**Saved entries**
+ + + + + + +

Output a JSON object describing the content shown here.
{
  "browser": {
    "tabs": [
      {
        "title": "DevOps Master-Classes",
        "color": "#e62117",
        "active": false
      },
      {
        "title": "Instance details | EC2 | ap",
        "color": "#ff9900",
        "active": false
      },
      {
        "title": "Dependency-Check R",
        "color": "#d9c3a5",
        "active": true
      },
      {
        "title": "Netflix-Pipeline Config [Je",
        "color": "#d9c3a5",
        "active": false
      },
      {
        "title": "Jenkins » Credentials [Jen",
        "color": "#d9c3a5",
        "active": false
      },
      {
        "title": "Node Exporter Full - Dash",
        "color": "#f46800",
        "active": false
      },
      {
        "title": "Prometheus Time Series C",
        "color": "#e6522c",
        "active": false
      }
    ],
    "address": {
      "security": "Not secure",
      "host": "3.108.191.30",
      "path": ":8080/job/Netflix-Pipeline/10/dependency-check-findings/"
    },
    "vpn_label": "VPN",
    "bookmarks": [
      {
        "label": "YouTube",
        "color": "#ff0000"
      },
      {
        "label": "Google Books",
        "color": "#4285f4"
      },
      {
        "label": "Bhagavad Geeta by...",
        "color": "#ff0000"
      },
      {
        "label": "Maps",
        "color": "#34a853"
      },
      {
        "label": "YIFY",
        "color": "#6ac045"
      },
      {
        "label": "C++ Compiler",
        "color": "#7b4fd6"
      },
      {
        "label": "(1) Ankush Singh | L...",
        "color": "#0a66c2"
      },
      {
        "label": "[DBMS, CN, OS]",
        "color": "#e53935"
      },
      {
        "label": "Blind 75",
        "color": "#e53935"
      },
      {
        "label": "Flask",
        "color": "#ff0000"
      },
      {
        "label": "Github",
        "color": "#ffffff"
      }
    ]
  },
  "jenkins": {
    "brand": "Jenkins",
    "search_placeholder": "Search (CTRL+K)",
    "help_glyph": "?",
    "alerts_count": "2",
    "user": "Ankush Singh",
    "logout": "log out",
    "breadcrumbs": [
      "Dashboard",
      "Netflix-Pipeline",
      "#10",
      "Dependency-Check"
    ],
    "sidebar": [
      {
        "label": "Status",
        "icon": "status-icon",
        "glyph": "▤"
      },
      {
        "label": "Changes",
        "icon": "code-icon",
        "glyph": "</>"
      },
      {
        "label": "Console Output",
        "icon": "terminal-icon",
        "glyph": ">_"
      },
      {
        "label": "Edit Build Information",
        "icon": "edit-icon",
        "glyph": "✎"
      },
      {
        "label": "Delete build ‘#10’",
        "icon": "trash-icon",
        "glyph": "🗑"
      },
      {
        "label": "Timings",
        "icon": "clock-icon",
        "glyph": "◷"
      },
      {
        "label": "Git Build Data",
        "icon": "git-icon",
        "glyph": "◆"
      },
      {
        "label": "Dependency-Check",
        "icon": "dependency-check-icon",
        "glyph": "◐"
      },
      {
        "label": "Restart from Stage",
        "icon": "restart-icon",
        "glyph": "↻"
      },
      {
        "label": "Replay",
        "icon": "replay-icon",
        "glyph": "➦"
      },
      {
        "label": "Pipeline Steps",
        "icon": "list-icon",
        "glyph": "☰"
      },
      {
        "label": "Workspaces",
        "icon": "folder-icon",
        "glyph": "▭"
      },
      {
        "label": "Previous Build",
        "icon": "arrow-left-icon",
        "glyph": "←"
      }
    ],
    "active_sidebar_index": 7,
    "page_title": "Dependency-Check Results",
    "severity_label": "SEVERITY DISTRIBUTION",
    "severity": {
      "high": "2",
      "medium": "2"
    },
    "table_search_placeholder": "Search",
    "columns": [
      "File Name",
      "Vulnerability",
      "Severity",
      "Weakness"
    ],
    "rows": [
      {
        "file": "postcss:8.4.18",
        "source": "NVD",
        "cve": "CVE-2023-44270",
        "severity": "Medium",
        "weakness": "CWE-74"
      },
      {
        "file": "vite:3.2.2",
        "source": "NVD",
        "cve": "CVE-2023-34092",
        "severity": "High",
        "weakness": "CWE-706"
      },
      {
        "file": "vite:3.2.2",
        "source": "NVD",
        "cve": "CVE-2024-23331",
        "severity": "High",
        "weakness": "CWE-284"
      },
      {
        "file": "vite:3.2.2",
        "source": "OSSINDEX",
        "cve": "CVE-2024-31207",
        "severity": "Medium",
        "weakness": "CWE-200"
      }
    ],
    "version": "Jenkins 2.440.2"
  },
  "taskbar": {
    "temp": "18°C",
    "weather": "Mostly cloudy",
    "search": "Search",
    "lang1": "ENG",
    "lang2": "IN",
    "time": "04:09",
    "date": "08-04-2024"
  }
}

+ + + + + + +

**EXERCISE**
Print all the data exactly.

**SOLUTION**
Output a JSON object describing the content shown here.
{
  "browser": {
    "tabs": [
      {
        "title": "DevOps Master-Classes",
        "color": "#e62117",
        "active": false
      },
      {
        "title": "Instance details | EC2 | ap",
        "color": "#ff9900",
        "active": false
      },
      {
        "title": "Dependency-Check R",
        "color": "#d9c3a5",
        "active": true
      },
      {
        "title": "Netflix-Pipeline Config [Je",
        "color": "#d9c3a5",
        "active": false
      },
      {
        "title": "Jenkins » Credentials [Jen",
        "color": "#d9c3a5",
        "active": false
      },
      {
        "title": "Node Exporter Full - Dash",
        "color": "#f46800",
        "active": false
      },
      {
        "title": "Prometheus Time Series C",
        "color": "#e6522c",
        "active": false
      }
    ],
    "address": {
      "security": "Not secure",
      "host": "3.108.191.30",
      "path": ":8080/job/Netflix-Pipeline/10/dependency-check-findings/"
    },
    "vpn_label": "VPN",
    "bookmarks": [
      {
        "label": "YouTube",
        "color": "#ff0000"
      },
      {
        "label": "Google Books",
        "color": "#4285f4"
      },
      {
        "label": "Bhagavad Geeta by...",
        "color": "#ff0000"
      },
      {
        "label": "Maps",
        "color": "#34a853"
      },
      {
        "label": "YIFY",
        "color": "#6ac045"
      },
      {
        "label": "C++ Compiler",
        "color": "#7b4fd6"
      },
      {
        "label": "(1) Ankush Singh | L...",
        "color": "#0a66c2"
      },
      {
        "label": "[DBMS, CN, OS]",
        "color": "#e53935"
      },
      {
        "label": "Blind 75",
        "color": "#e53935"
      },
      {
        "label": "Flask",
        "color": "#ff0000"
      },
      {
        "label": "Github",
        "color": "#ffffff"
      }
    ]
  },
  "jenkins": {
    "brand": "Jenkins",
    "search_placeholder": "Search (CTRL+K)",
    "help_glyph": "?",
    "alerts_count": "2",
    "user": "Ankush Singh",
    "logout": "log out",
    "breadcrumbs": [
      "Dashboard",
      "Netflix-Pipeline",
      "#10",
      "Dependency-Check"
    ],
    "sidebar": [
      {
        "label": "Status",
        "icon": "status-icon",
        "glyph": "▤"
      },
      {
        "label": "Changes",
        "icon": "code-icon",
        "glyph": "</>"
      },
      {
        "label": "Console Output",
        "icon": "terminal-icon",
        "glyph": ">_"
      },
      {
        "label": "Edit Build Information",
        "icon": "edit-icon",
        "glyph": "✎"
      },
      {
        "label": "Delete build ‘#10’",
        "icon": "trash-icon",
        "glyph": "🗑"
      },
      {
        "label": "Timings",
        "icon": "clock-icon",
        "glyph": "◷"
      },
      {
        "label": "Git Build Data",
        "icon": "git-icon",
        "glyph": "◆"
      },
      {
        "label": "Dependency-Check",
        "icon": "dependency-check-icon",
        "glyph": "◐"
      },
      {
        "label": "Restart from Stage",
        "icon": "restart-icon",
        "glyph": "↻"
      },
      {
        "label": "Replay",
        "icon": "replay-icon",
        "glyph": "➦"
      },
      {
        "label": "Pipeline Steps",
        "icon": "list-icon",
        "glyph": "☰"
      },
      {
        "label": "Workspaces",
        "icon": "folder-icon",
        "glyph": "▭"
      },
      {
        "label": "Previous Build",
        "icon": "arrow-left-icon",
        "glyph": "←"
      }
    ],
    "active_sidebar_index": 7,
    "page_title": "Dependency-Check Results",
    "severity_label": "SEVERITY DISTRIBUTION",
    "severity": {
      "high": "2",
      "medium": "2"
    },
    "table_search_placeholder": "Search",
    "columns": [
      "File Name",
      "Vulnerability",
      "Severity",
      "Weakness"
    ],
    "rows": [
      {
        "file": "postcss:8.4.18",
        "source": "NVD",
        "cve": "CVE-2023-44270",
        "severity": "Medium",
        "weakness": "CWE-74"
      },
      {
        "file": "vite:3.2.2",
        "source": "NVD",
        "cve": "CVE-2023-34092",
        "severity": "High",
        "weakness": "CWE-706"
      },
      {
        "file": "vite:3.2.2",
        "source": "NVD",
        "cve": "CVE-2024-23331",
        "severity": "High",
        "weakness": "CWE-284"
      },
      {
        "file": "vite:3.2.2",
        "source": "OSSINDEX",
        "cve": "CVE-2024-31207",
        "severity": "Medium",
        "weakness": "CWE-200"
      }
    ],
    "version": "Jenkins 2.440.2"
  },
  "taskbar": {
    "temp": "18°C",
    "weather": "Mostly cloudy",
    "search": "Search",
    "lang1": "ENG",
    "lang2": "IN",
    "time": "04:09",
    "date": "08-04-2024"
  }
}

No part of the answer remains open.